* _Objective_
Give every line from the entries that contains "input".

======== Information given ========

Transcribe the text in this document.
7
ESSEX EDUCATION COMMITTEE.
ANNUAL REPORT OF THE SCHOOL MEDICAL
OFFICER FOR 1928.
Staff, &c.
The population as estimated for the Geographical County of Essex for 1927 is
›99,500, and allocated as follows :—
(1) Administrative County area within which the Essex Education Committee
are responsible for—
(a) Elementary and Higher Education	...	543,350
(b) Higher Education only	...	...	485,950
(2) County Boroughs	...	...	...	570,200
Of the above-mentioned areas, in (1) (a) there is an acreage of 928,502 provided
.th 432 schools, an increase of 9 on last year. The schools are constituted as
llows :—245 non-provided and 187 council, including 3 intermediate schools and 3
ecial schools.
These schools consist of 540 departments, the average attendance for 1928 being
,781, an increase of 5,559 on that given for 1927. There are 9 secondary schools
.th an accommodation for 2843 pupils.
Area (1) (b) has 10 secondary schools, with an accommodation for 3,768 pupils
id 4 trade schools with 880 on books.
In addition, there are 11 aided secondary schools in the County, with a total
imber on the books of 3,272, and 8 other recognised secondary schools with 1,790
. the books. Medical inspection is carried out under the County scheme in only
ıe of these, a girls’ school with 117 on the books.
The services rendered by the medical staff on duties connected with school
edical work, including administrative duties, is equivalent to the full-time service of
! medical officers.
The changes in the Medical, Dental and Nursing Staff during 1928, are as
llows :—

========
======== Information given ========

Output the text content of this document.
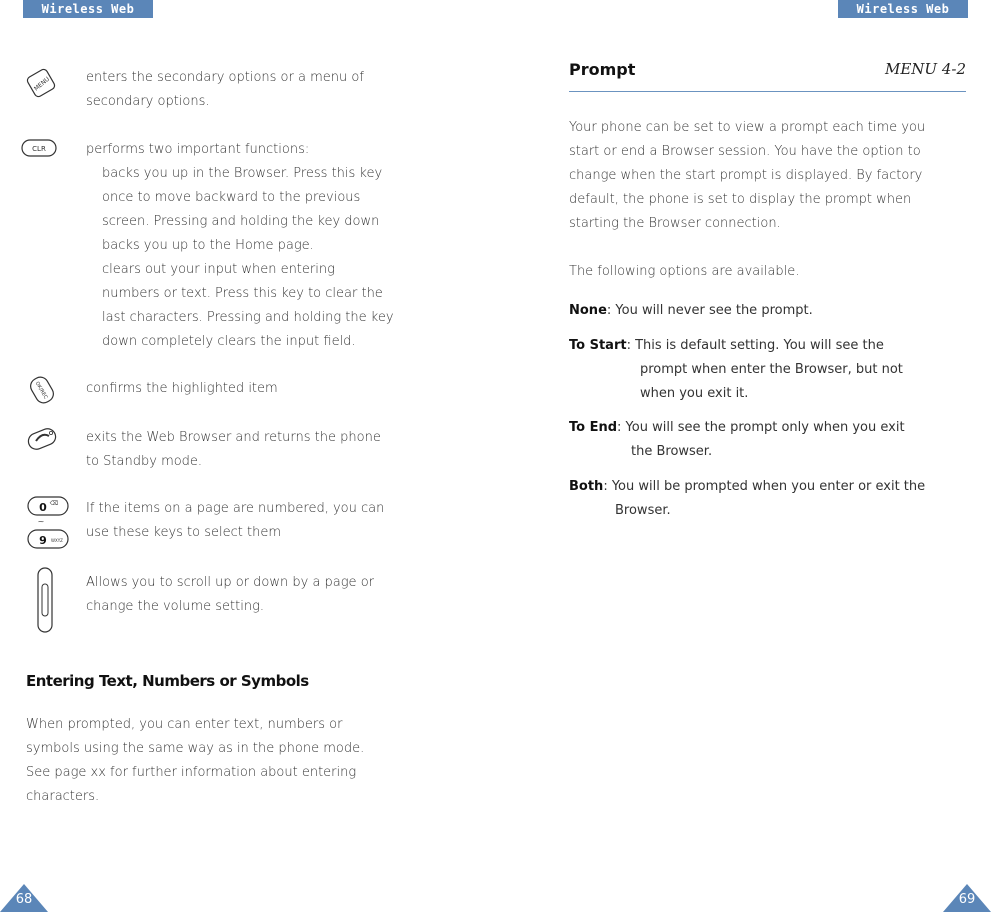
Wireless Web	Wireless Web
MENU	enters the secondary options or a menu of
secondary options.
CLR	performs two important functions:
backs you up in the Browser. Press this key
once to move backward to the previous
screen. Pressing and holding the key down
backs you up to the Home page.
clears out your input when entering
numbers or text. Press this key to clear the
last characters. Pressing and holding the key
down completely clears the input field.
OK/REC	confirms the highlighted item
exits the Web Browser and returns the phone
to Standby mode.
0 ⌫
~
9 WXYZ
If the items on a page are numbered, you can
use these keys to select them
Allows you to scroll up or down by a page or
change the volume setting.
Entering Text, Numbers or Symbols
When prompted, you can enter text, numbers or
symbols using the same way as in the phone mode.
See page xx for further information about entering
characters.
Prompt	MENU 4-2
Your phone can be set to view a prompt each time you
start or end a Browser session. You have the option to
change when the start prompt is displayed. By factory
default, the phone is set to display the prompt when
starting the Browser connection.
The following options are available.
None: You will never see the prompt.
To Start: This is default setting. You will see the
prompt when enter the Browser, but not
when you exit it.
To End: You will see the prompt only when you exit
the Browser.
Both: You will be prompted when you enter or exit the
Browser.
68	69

========
======== Information given ========

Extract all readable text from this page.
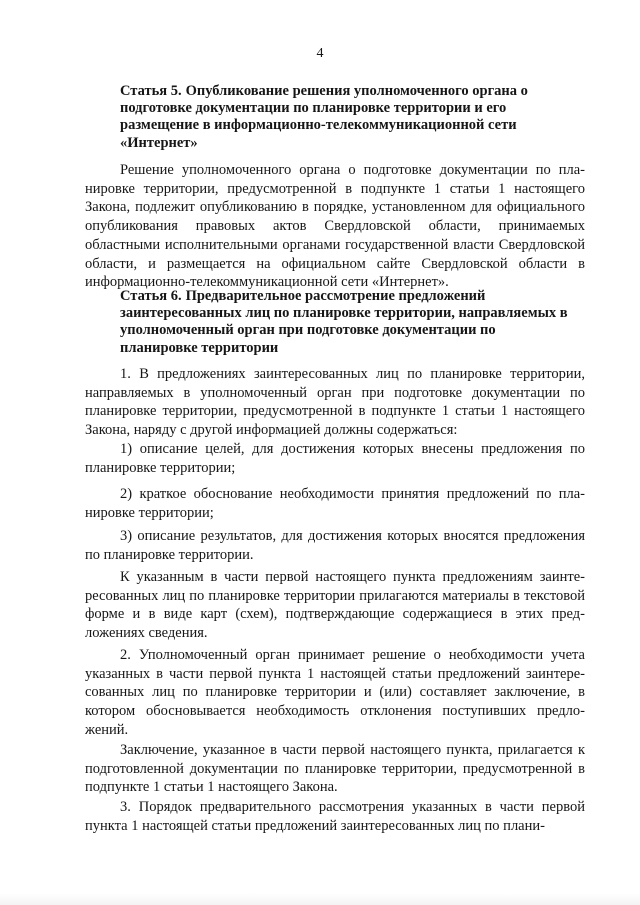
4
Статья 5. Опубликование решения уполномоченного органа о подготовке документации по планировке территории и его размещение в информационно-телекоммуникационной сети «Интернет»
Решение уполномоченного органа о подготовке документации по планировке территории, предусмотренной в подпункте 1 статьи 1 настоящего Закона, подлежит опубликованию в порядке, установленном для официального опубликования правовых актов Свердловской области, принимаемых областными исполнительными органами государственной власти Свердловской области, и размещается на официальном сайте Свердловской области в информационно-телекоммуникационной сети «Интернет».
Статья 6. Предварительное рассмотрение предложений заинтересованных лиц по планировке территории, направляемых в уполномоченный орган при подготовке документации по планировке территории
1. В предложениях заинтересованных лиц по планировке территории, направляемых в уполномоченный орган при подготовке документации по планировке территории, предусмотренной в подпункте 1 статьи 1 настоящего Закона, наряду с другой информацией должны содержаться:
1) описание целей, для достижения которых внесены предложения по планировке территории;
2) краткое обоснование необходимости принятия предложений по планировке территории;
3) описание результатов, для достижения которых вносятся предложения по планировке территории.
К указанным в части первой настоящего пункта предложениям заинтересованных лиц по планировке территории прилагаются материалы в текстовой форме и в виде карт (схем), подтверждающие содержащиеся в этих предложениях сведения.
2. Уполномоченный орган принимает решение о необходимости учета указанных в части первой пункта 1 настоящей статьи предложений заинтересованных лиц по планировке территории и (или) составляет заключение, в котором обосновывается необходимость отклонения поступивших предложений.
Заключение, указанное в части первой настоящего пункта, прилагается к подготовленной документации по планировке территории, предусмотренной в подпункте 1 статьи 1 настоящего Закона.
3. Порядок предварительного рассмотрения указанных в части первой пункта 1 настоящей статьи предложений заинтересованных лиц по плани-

========

* _Answer to this problem_
clears out your input when entering
down completely clears the input field.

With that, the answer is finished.